• [RECORD EXTRACTS]
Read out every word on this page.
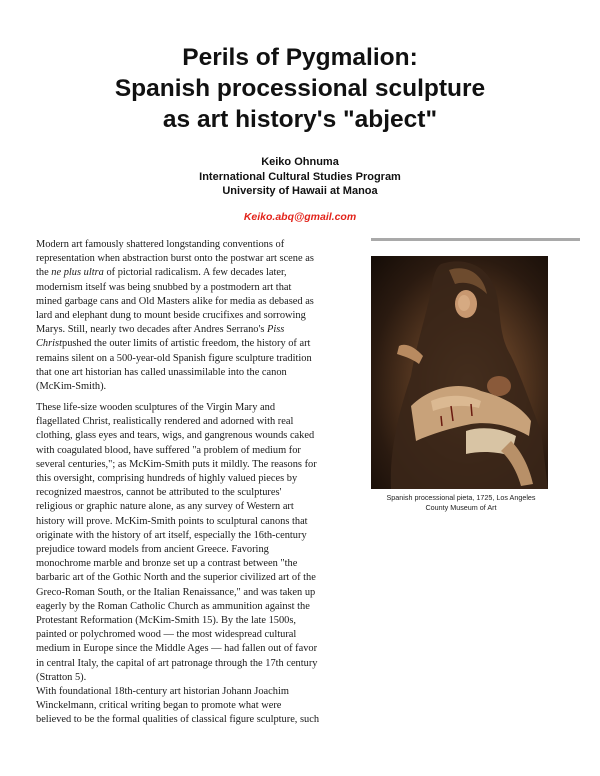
Perils of Pygmalion:
Spanish processional sculpture
as art history's "abject"
Keiko Ohnuma
International Cultural Studies Program
University of Hawaii at Manoa
Keiko.abq@gmail.com
Spanish processional pieta, 1725, Los Angeles
County Museum of Art
Modern art famously shattered longstanding conventions of
representation when abstraction burst onto the postwar art scene as
the ne plus ultra of pictorial radicalism. A few decades later,
modernism itself was being snubbed by a postmodern art that
mined garbage cans and Old Masters alike for media as debased as
lard and elephant dung to mount beside crucifixes and sorrowing
Marys. Still, nearly two decades after Andres Serrano's Piss
Christpushed the outer limits of artistic freedom, the history of art
remains silent on a 500-year-old Spanish figure sculpture tradition
that one art historian has called unassimilable into the canon
(McKim-Smith).
These life-size wooden sculptures of the Virgin Mary and
flagellated Christ, realistically rendered and adorned with real
clothing, glass eyes and tears, wigs, and gangrenous wounds caked
with coagulated blood, have suffered "a problem of medium for
several centuries,"; as McKim-Smith puts it mildly. The reasons for
this oversight, comprising hundreds of highly valued pieces by
recognized maestros, cannot be attributed to the sculptures'
religious or graphic nature alone, as any survey of Western art
history will prove. McKim-Smith points to sculptural canons that
originate with the history of art itself, especially the 16th-century
prejudice toward models from ancient Greece. Favoring
monochrome marble and bronze set up a contrast between "the
barbaric art of the Gothic North and the superior civilized art of the
Greco-Roman South, or the Italian Renaissance," and was taken up
eagerly by the Roman Catholic Church as ammunition against the
Protestant Reformation (McKim-Smith 15). By the late 1500s,
painted or polychromed wood — the most widespread cultural
medium in Europe since the Middle Ages — had fallen out of favor
in central Italy, the capital of art patronage through the 17th century
(Stratton 5).
With foundational 18th-century art historian Johann Joachim
Winckelmann, critical writing began to promote what were
believed to be the formal qualities of classical figure sculpture, such
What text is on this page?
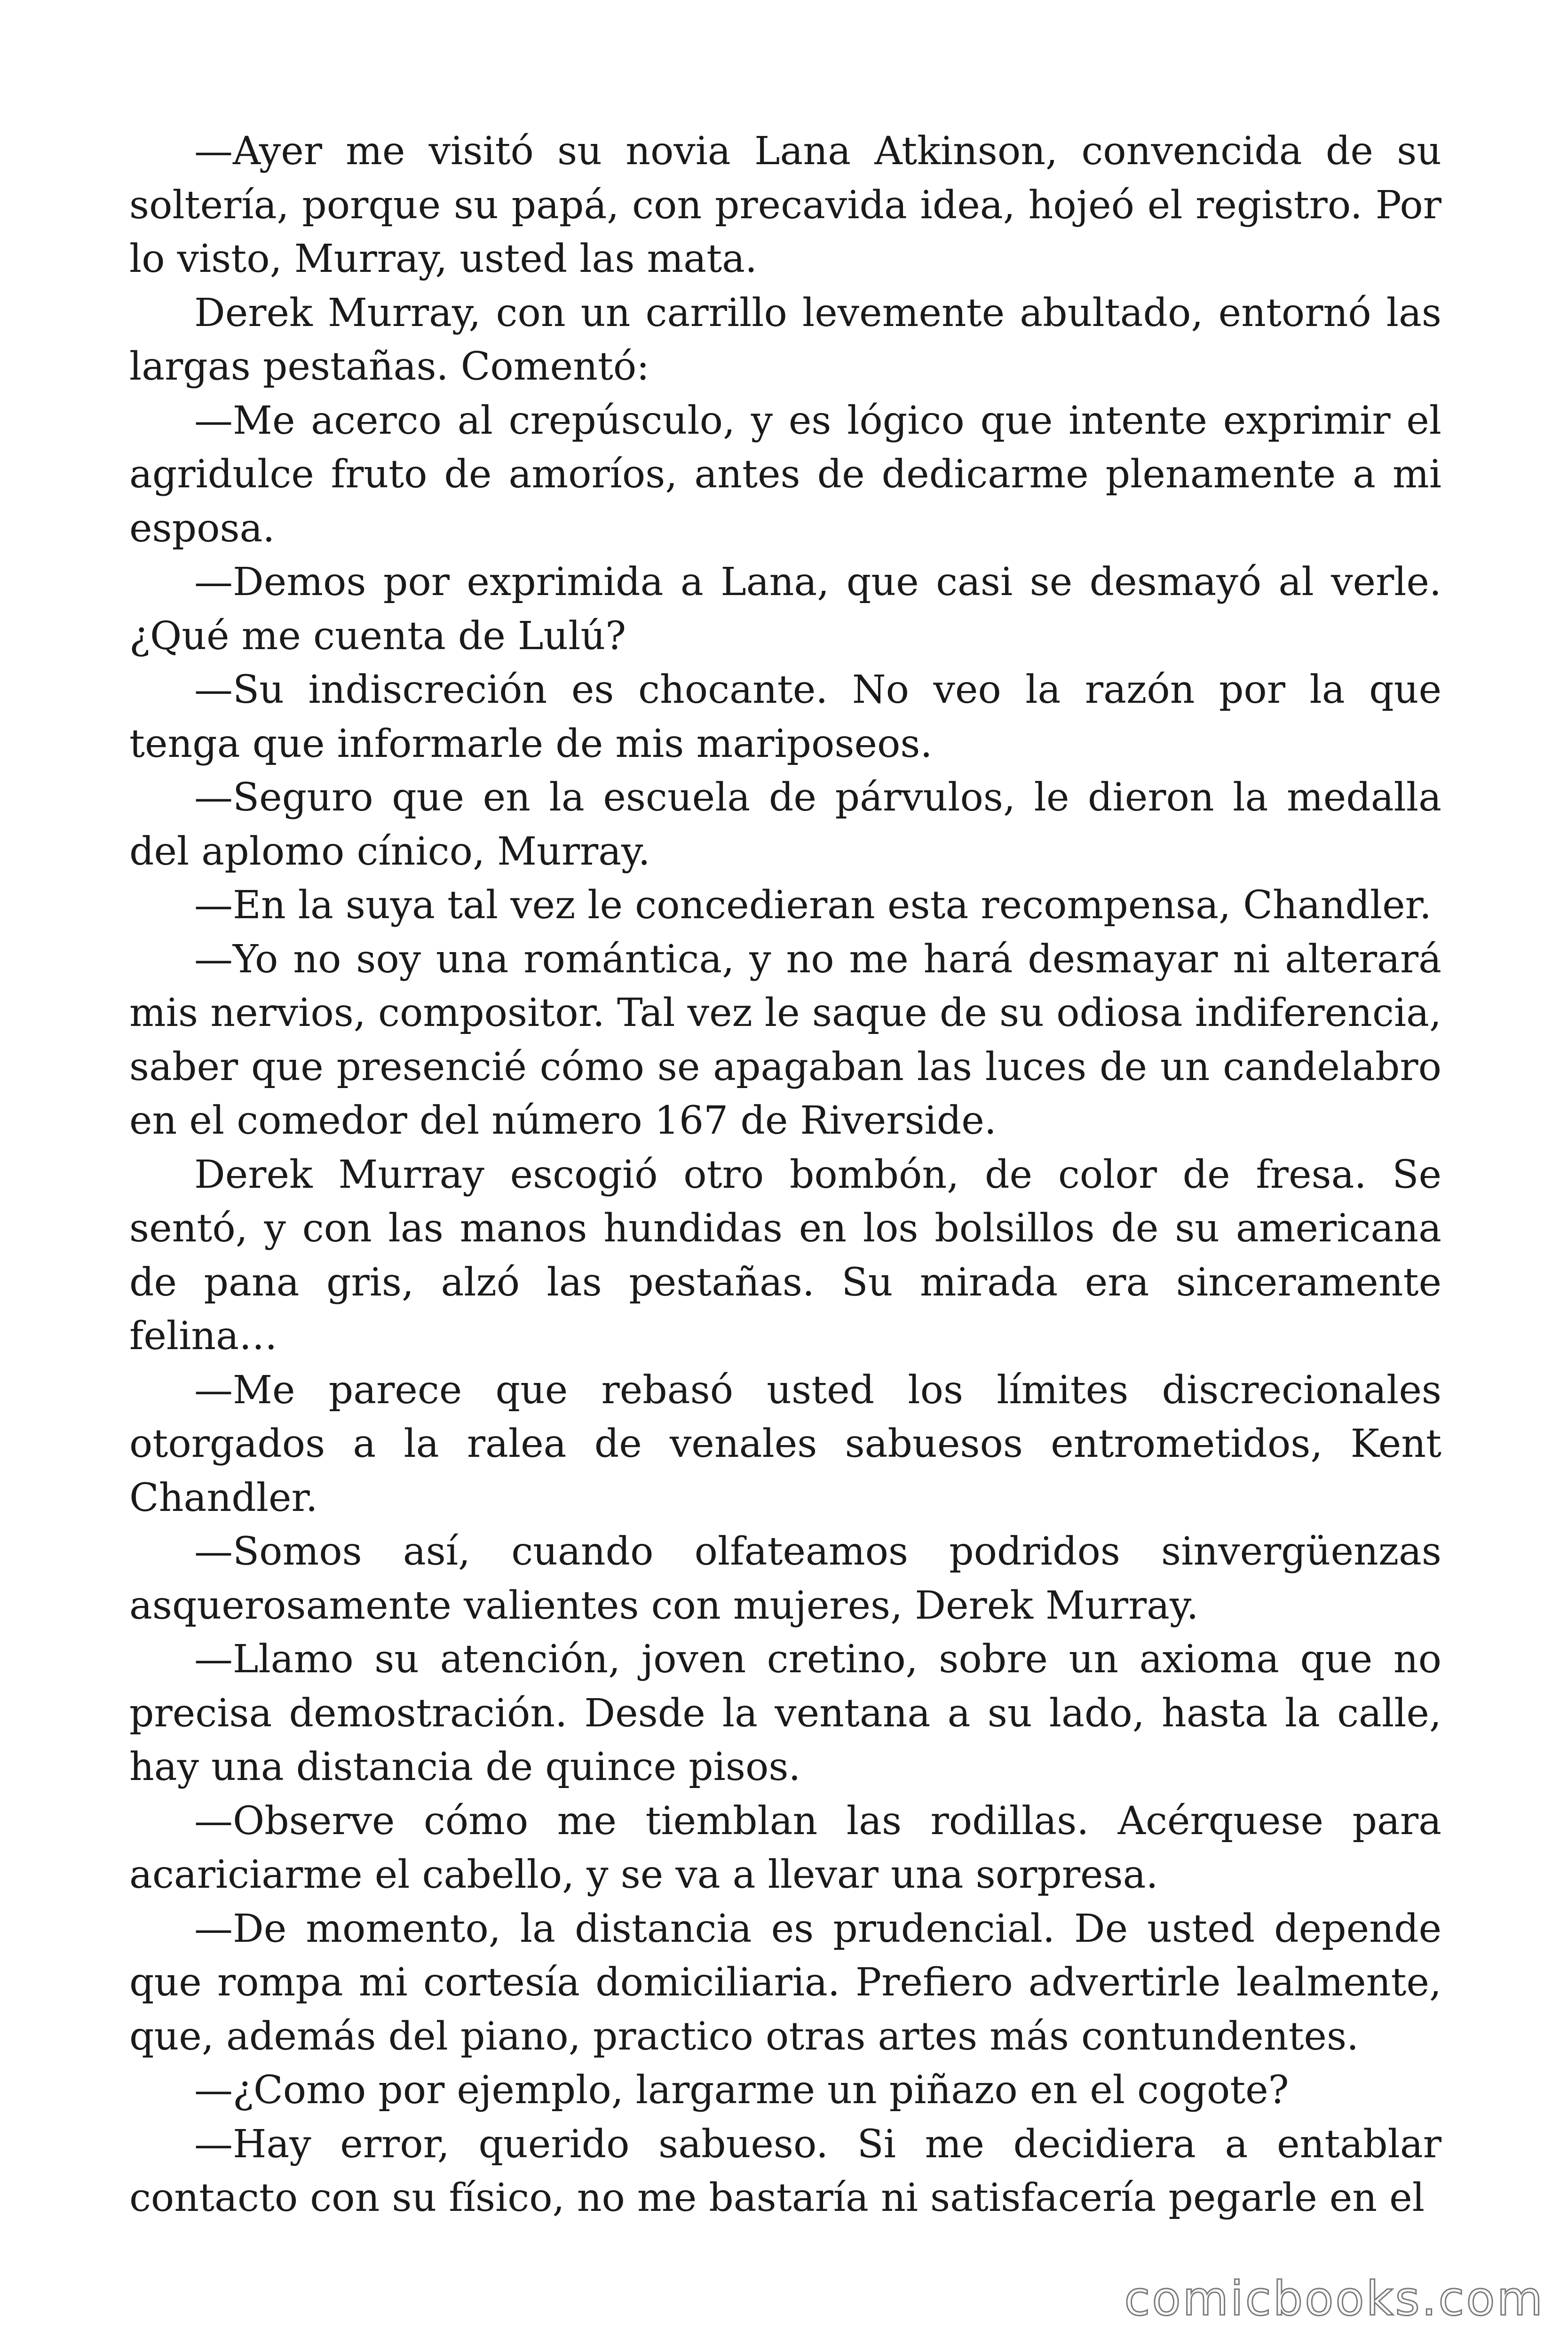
—Ayer me visitó su novia Lana Atkinson, convencida de su soltería, porque su papá, con precavida idea, hojeó el registro. Por lo visto, Murray, usted las mata.

Derek Murray, con un carrillo levemente abultado, entornó las largas pestañas. Comentó:

—Me acerco al crepúsculo, y es lógico que intente exprimir el agridulce fruto de amoríos, antes de dedicarme plenamente a mi esposa.

—Demos por exprimida a Lana, que casi se desmayó al verle. ¿Qué me cuenta de Lulú?

—Su indiscreción es chocante. No veo la razón por la que tenga que informarle de mis mariposeos.

—Seguro que en la escuela de párvulos, le dieron la medalla del aplomo cínico, Murray.

—En la suya tal vez le concedieran esta recompensa, Chandler.

—Yo no soy una romántica, y no me hará desmayar ni alterará mis nervios, compositor. Tal vez le saque de su odiosa indiferencia, saber que presencié cómo se apagaban las luces de un candelabro en el comedor del número 167 de Riverside.

Derek Murray escogió otro bombón, de color de fresa. Se sentó, y con las manos hundidas en los bolsillos de su americana de pana gris, alzó las pestañas. Su mirada era sinceramente felina…

—Me parece que rebasó usted los límites discrecionales otorgados a la ralea de venales sabuesos entrometidos, Kent Chandler.

—Somos así, cuando olfateamos podridos sinvergüenzas asquerosamente valientes con mujeres, Derek Murray.

—Llamo su atención, joven cretino, sobre un axioma que no precisa demostración. Desde la ventana a su lado, hasta la calle, hay una distancia de quince pisos.

—Observe cómo me tiemblan las rodillas. Acérquese para acariciarme el cabello, y se va a llevar una sorpresa.

—De momento, la distancia es prudencial. De usted depende que rompa mi cortesía domiciliaria. Prefiero advertirle lealmente, que, además del piano, practico otras artes más contundentes.

—¿Como por ejemplo, largarme un piñazo en el cogote?

—Hay error, querido sabueso. Si me decidiera a entablar contacto con su físico, no me bastaría ni satisfacería pegarle en el

comicbooks.com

• [OBJECTIVE] Print out the whole of the material word for word, without pictures.

• [SOLUTION TO THIS TASK]
Read out every word on this page.
Perils of Pygmalion:
Spanish processional sculpture
as art history's "abject"
Keiko Ohnuma
International Cultural Studies Program
University of Hawaii at Manoa
Keiko.abq@gmail.com
Spanish processional pieta, 1725, Los Angeles
County Museum of Art
Modern art famously shattered longstanding conventions of
representation when abstraction burst onto the postwar art scene as
the ne plus ultra of pictorial radicalism. A few decades later,
modernism itself was being snubbed by a postmodern art that
mined garbage cans and Old Masters alike for media as debased as
lard and elephant dung to mount beside crucifixes and sorrowing
Marys. Still, nearly two decades after Andres Serrano's Piss
Christpushed the outer limits of artistic freedom, the history of art
remains silent on a 500-year-old Spanish figure sculpture tradition
that one art historian has called unassimilable into the canon
(McKim-Smith).
These life-size wooden sculptures of the Virgin Mary and
flagellated Christ, realistically rendered and adorned with real
clothing, glass eyes and tears, wigs, and gangrenous wounds caked
with coagulated blood, have suffered "a problem of medium for
several centuries,"; as McKim-Smith puts it mildly. The reasons for
this oversight, comprising hundreds of highly valued pieces by
recognized maestros, cannot be attributed to the sculptures'
religious or graphic nature alone, as any survey of Western art
history will prove. McKim-Smith points to sculptural canons that
originate with the history of art itself, especially the 16th-century
prejudice toward models from ancient Greece. Favoring
monochrome marble and bronze set up a contrast between "the
barbaric art of the Gothic North and the superior civilized art of the
Greco-Roman South, or the Italian Renaissance," and was taken up
eagerly by the Roman Catholic Church as ammunition against the
Protestant Reformation (McKim-Smith 15). By the late 1500s,
painted or polychromed wood — the most widespread cultural
medium in Europe since the Middle Ages — had fallen out of favor
in central Italy, the capital of art patronage through the 17th century
(Stratton 5).
With foundational 18th-century art historian Johann Joachim
Winckelmann, critical writing began to promote what were
believed to be the formal qualities of classical figure sculpture, such
What text is on this page?
—Ayer me visitó su novia Lana Atkinson, convencida de su soltería, porque su papá, con precavida idea, hojeó el registro. Por lo visto, Murray, usted las mata.

Derek Murray, con un carrillo levemente abultado, entornó las largas pestañas. Comentó:

—Me acerco al crepúsculo, y es lógico que intente exprimir el agridulce fruto de amoríos, antes de dedicarme plenamente a mi esposa.

—Demos por exprimida a Lana, que casi se desmayó al verle. ¿Qué me cuenta de Lulú?

—Su indiscreción es chocante. No veo la razón por la que tenga que informarle de mis mariposeos.

—Seguro que en la escuela de párvulos, le dieron la medalla del aplomo cínico, Murray.

—En la suya tal vez le concedieran esta recompensa, Chandler.

—Yo no soy una romántica, y no me hará desmayar ni alterará mis nervios, compositor. Tal vez le saque de su odiosa indiferencia, saber que presencié cómo se apagaban las luces de un candelabro en el comedor del número 167 de Riverside.

Derek Murray escogió otro bombón, de color de fresa. Se sentó, y con las manos hundidas en los bolsillos de su americana de pana gris, alzó las pestañas. Su mirada era sinceramente felina…

—Me parece que rebasó usted los límites discrecionales otorgados a la ralea de venales sabuesos entrometidos, Kent Chandler.

—Somos así, cuando olfateamos podridos sinvergüenzas asquerosamente valientes con mujeres, Derek Murray.

—Llamo su atención, joven cretino, sobre un axioma que no precisa demostración. Desde la ventana a su lado, hasta la calle, hay una distancia de quince pisos.

—Observe cómo me tiemblan las rodillas. Acérquese para acariciarme el cabello, y se va a llevar una sorpresa.

—De momento, la distancia es prudencial. De usted depende que rompa mi cortesía domiciliaria. Prefiero advertirle lealmente, que, además del piano, practico otras artes más contundentes.

—¿Como por ejemplo, largarme un piñazo en el cogote?

—Hay error, querido sabueso. Si me decidiera a entablar contacto con su físico, no me bastaría ni satisfacería pegarle en el

comicbooks.com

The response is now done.